## THE REQUEST
Find how many lines in the data below include the word "JSON", then write only that number.

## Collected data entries
▬▬▬▬▬▬
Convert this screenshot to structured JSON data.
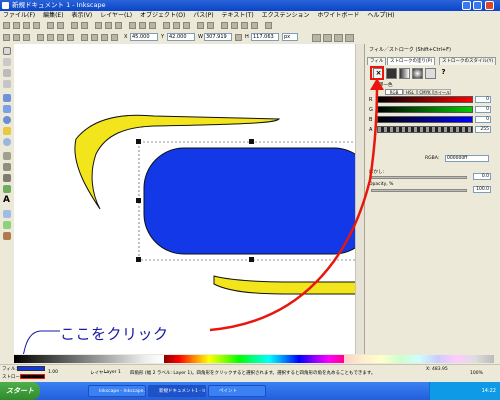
{
  "window": {
    "title": "新規ドキュメント 1 - Inkscape"
  },
  "menu": [
    "ファイル(F)",
    "編集(E)",
    "表示(V)",
    "レイヤー(L)",
    "オブジェクト(O)",
    "パス(P)",
    "テキスト(T)",
    "エクステンション",
    "ホワイトボード",
    "ヘルプ(H)"
  ],
  "toolbar2": {
    "x_label": "X",
    "x_value": "45.000",
    "y_label": "Y",
    "y_value": "42.000",
    "w_label": "W",
    "w_value": "307.919",
    "h_label": "H",
    "h_value": "117.063",
    "unit": "px"
  },
  "panel": {
    "title": "フィル／ストローク (Shift+Ctrl+F)",
    "tabs": [
      "フィル",
      "ストロークの塗り(P)",
      "ストロークのスタイル(Y)"
    ],
    "flat_color_label": "単一色",
    "mode_tab": "RGB",
    "mode_tab2": "HSL",
    "mode_tab3": "CMYK",
    "mode_tab4": "ホイール",
    "channels": [
      {
        "label": "R",
        "value": "0"
      },
      {
        "label": "G",
        "value": "0"
      },
      {
        "label": "B",
        "value": "0"
      },
      {
        "label": "A",
        "value": "255"
      }
    ],
    "rgba_label": "RGBA:",
    "rgba_value": "000000ff",
    "blur_label": "ぼかし:",
    "blur_value": "0.0",
    "opacity_label": "Opacity, %",
    "opacity_value": "100.0"
  },
  "status": {
    "fill_label": "フィル:",
    "stroke_label": "ストローク:",
    "stroke_width": "1.00",
    "layer_label": "レイヤー",
    "layer_value": "Layer 1",
    "message": "四角形 (幅 2 ラベル: Layer 1)。四角形をクリックすると選択されます。選択すると四角形の角を丸めることもできます。",
    "coords": "X: 483.95",
    "zoom": "100%"
  },
  "taskbar": {
    "start": "スタート",
    "tasks": [
      "Inkscape - Inkscape…",
      "新規ドキュメント1 - Ink…",
      "ペイント"
    ],
    "clock": "14:22"
  },
  "annotation": {
    "text": "ここをクリック"
  }
}
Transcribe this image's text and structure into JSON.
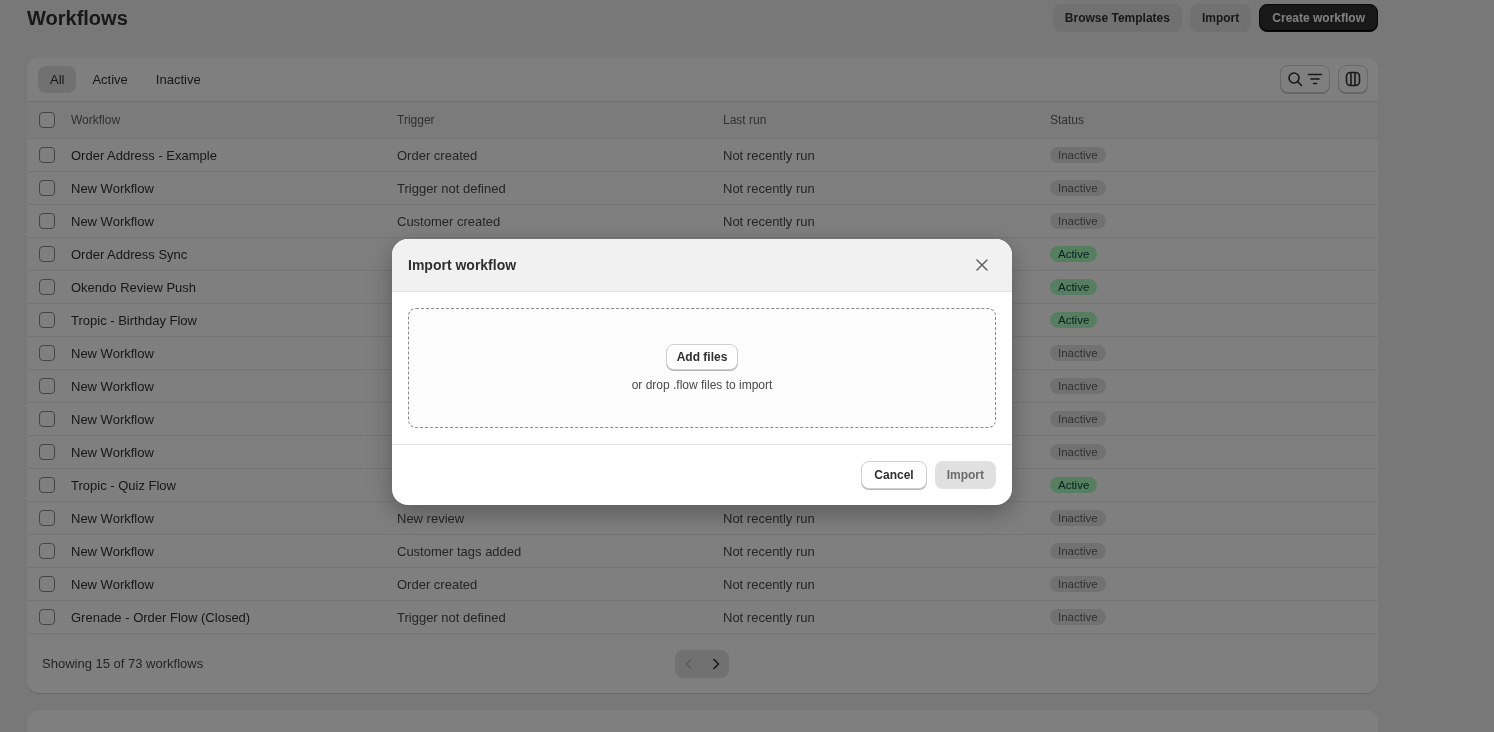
{
  "page": {
    "title": "Workflows",
    "actions": [
      {
        "label": "Browse Templates",
        "kind": "secondary"
      },
      {
        "label": "Import",
        "kind": "secondary"
      },
      {
        "label": "Create workflow",
        "kind": "primary"
      }
    ]
  },
  "tabs": [
    {
      "label": "All",
      "selected": true
    },
    {
      "label": "Active",
      "selected": false
    },
    {
      "label": "Inactive",
      "selected": false
    }
  ],
  "table": {
    "select_all_checked": false,
    "columns": [
      "Workflow",
      "Trigger",
      "Last run",
      "Status"
    ],
    "rows": [
      {
        "checked": false,
        "workflow": "Order Address - Example",
        "trigger": "Order created",
        "last_run": "Not recently run",
        "status": "Inactive",
        "active": false
      },
      {
        "checked": false,
        "workflow": "New Workflow",
        "trigger": "Trigger not defined",
        "last_run": "Not recently run",
        "status": "Inactive",
        "active": false
      },
      {
        "checked": false,
        "workflow": "New Workflow",
        "trigger": "Customer created",
        "last_run": "Not recently run",
        "status": "Inactive",
        "active": false
      },
      {
        "checked": false,
        "workflow": "Order Address Sync",
        "status": "Active",
        "active": true
      },
      {
        "checked": false,
        "workflow": "Okendo Review Push",
        "status": "Active",
        "active": true
      },
      {
        "checked": false,
        "workflow": "Tropic - Birthday Flow",
        "status": "Active",
        "active": true
      },
      {
        "checked": false,
        "workflow": "New Workflow",
        "status": "Inactive",
        "active": false
      },
      {
        "checked": false,
        "workflow": "New Workflow",
        "status": "Inactive",
        "active": false
      },
      {
        "checked": false,
        "workflow": "New Workflow",
        "status": "Inactive",
        "active": false
      },
      {
        "checked": false,
        "workflow": "New Workflow",
        "status": "Inactive",
        "active": false
      },
      {
        "checked": false,
        "workflow": "Tropic - Quiz Flow",
        "status": "Active",
        "active": true
      },
      {
        "checked": false,
        "workflow": "New Workflow",
        "trigger": "New review",
        "last_run": "Not recently run",
        "status": "Inactive",
        "active": false
      },
      {
        "checked": false,
        "workflow": "New Workflow",
        "trigger": "Customer tags added",
        "last_run": "Not recently run",
        "status": "Inactive",
        "active": false
      },
      {
        "checked": false,
        "workflow": "New Workflow",
        "trigger": "Order created",
        "last_run": "Not recently run",
        "status": "Inactive",
        "active": false
      },
      {
        "checked": false,
        "workflow": "Grenade - Order Flow (Closed)",
        "trigger": "Trigger not defined",
        "last_run": "Not recently run",
        "status": "Inactive",
        "active": false
      }
    ],
    "footer": "Showing 15 of 73 workflows",
    "pagination": {
      "previous_disabled": true,
      "next_disabled": false
    }
  },
  "modal": {
    "title": "Import workflow",
    "add_files": "Add files",
    "drop_hint": "or drop .flow files to import",
    "buttons": [
      {
        "label": "Cancel",
        "disabled": false,
        "kind": "secondary"
      },
      {
        "label": "Import",
        "disabled": true,
        "kind": "primary"
      }
    ]
  }
}
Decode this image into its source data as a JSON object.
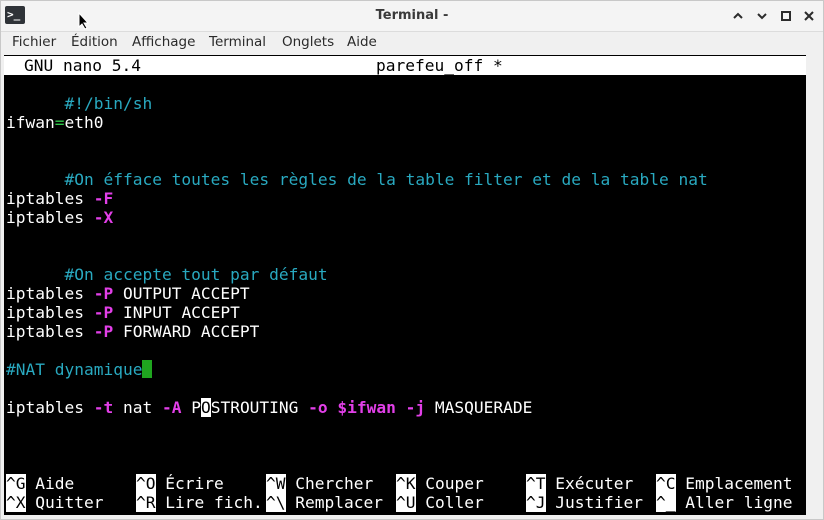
{
  "window": {
    "title": "Terminal -",
    "app_icon_glyph": ">_",
    "wm_buttons": [
      "minimize",
      "maximize",
      "restore",
      "close"
    ]
  },
  "menu": {
    "items": [
      "Fichier",
      "Édition",
      "Affichage",
      "Terminal",
      "Onglets",
      "Aide"
    ]
  },
  "nano": {
    "version": "GNU nano 5.4",
    "filename": "parefeu_off *"
  },
  "code": {
    "shebang": "#!/bin/sh",
    "ifwan_name": "ifwan",
    "ifwan_eq": "=",
    "ifwan_value": "eth0",
    "comment_flush": "#On éfface toutes les règles de la table filter et de la table nat",
    "cmd": "iptables ",
    "flag_F": "-F",
    "flag_X": "-X",
    "comment_accept": "#On accepte tout par défaut",
    "flag_P": "-P",
    "policy_output": " OUTPUT ACCEPT",
    "policy_input": " INPUT ACCEPT",
    "policy_forward": " FORWARD ACCEPT",
    "comment_nat": "#NAT dynamique",
    "flag_t": "-t",
    "nat_table": " nat ",
    "flag_A": "-A",
    "chain_prefix": " P",
    "chain_cursor": "O",
    "chain_rest": "STROUTING ",
    "flag_o": "-o",
    "var_ifwan": "$ifwan",
    "flag_j": "-j",
    "target": " MASQUERADE"
  },
  "shortcuts": {
    "row1": [
      {
        "key": "^G",
        "label": " Aide"
      },
      {
        "key": "^O",
        "label": " Écrire"
      },
      {
        "key": "^W",
        "label": " Chercher"
      },
      {
        "key": "^K",
        "label": " Couper"
      },
      {
        "key": "^T",
        "label": " Exécuter"
      },
      {
        "key": "^C",
        "label": " Emplacement"
      }
    ],
    "row2": [
      {
        "key": "^X",
        "label": " Quitter"
      },
      {
        "key": "^R",
        "label": " Lire fich."
      },
      {
        "key": "^\\",
        "label": " Remplacer"
      },
      {
        "key": "^U",
        "label": " Coller"
      },
      {
        "key": "^J",
        "label": " Justifier"
      },
      {
        "key": "^_",
        "label": " Aller ligne"
      }
    ]
  },
  "colors": {
    "terminal_bg": "#000000",
    "comment": "#29a9c0",
    "flag": "#e23fe8",
    "cursor": "#1fa51f"
  }
}
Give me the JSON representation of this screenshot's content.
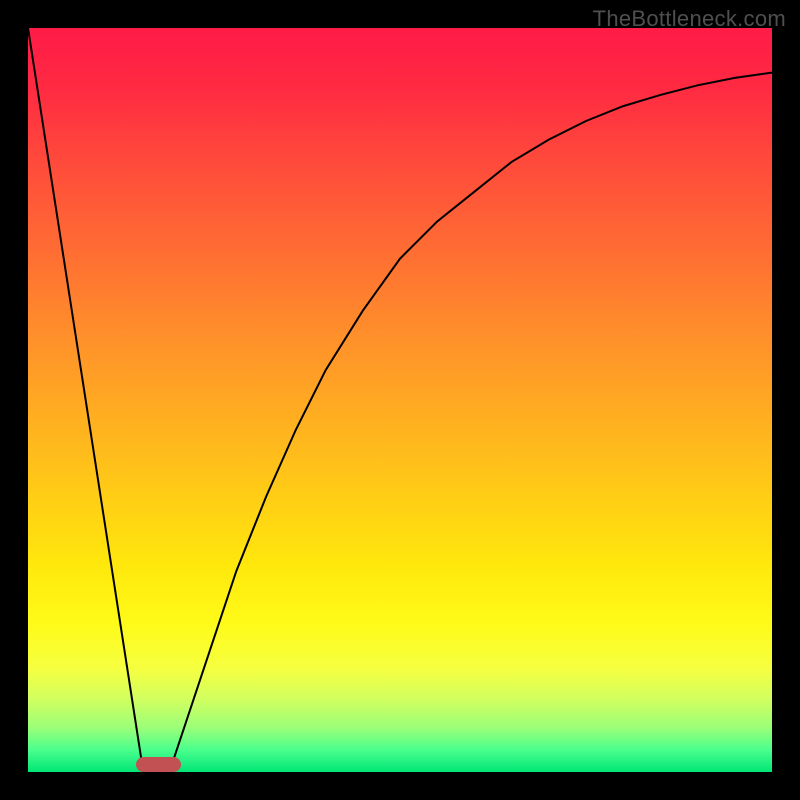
▬▬▬▬▬▬
## CORRECT RESPONSE
4